SET TASK:
Return each line of the records holding the string "JSON".

Figure dataset records:
* * * *

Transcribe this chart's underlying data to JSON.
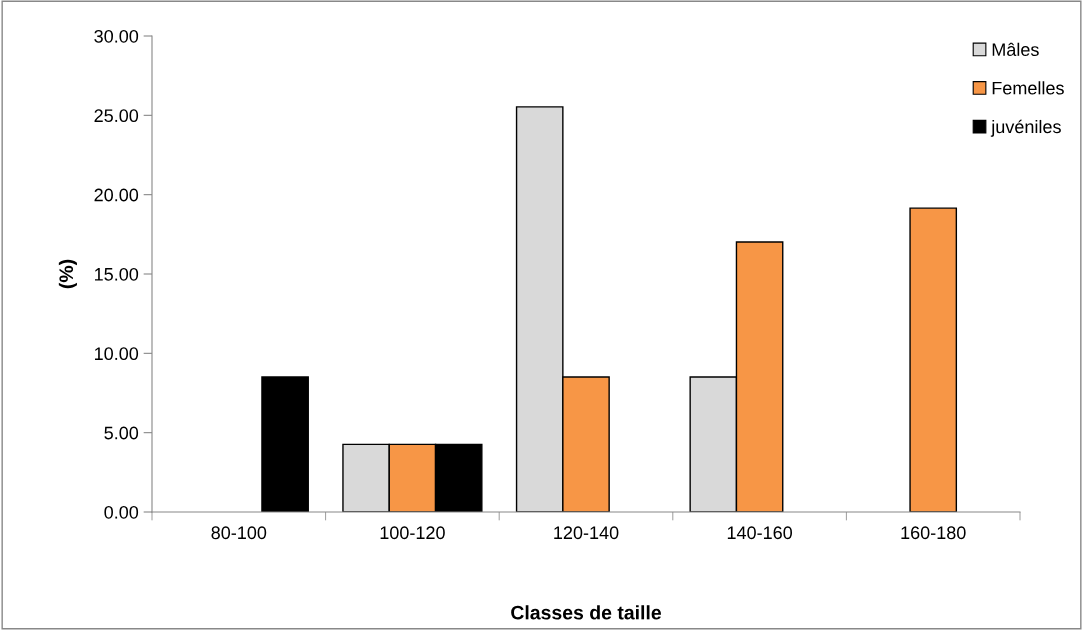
{
  "chart_data": {
    "type": "bar",
    "xlabel": "Classes de taille",
    "ylabel": "(%)",
    "categories": [
      "80-100",
      "100-120",
      "120-140",
      "140-160",
      "160-180"
    ],
    "series": [
      {
        "name": "Mâles",
        "color": "#d9d9d9",
        "values": [
          null,
          4.26,
          25.53,
          8.51,
          null
        ]
      },
      {
        "name": "Femelles",
        "color": "#f79646",
        "values": [
          null,
          4.26,
          8.51,
          17.02,
          19.15
        ]
      },
      {
        "name": "juvéniles",
        "color": "#000000",
        "values": [
          8.51,
          4.26,
          null,
          null,
          null
        ]
      }
    ],
    "ylim": [
      0,
      30
    ],
    "yticks": [
      {
        "value": 0,
        "label": "0.00"
      },
      {
        "value": 5,
        "label": "5.00"
      },
      {
        "value": 10,
        "label": "10.00"
      },
      {
        "value": 15,
        "label": "15.00"
      },
      {
        "value": 20,
        "label": "20.00"
      },
      {
        "value": 25,
        "label": "25.00"
      },
      {
        "value": 30,
        "label": "30.00"
      }
    ],
    "grid": false,
    "legend": "top right"
  }
}
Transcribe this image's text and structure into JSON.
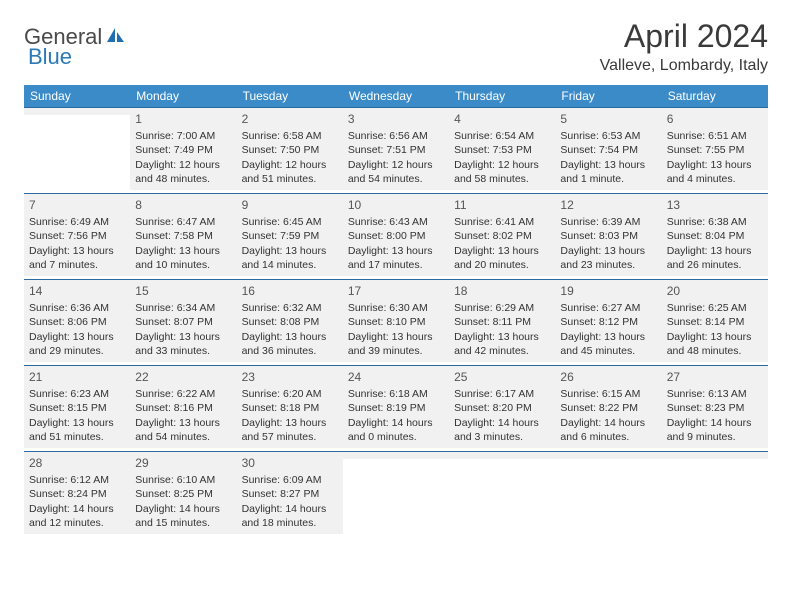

* * * *

THE OUTPUT:
Transcribe this chart's underlying data to JSON.
Transcribe this image's text and structure into JSON.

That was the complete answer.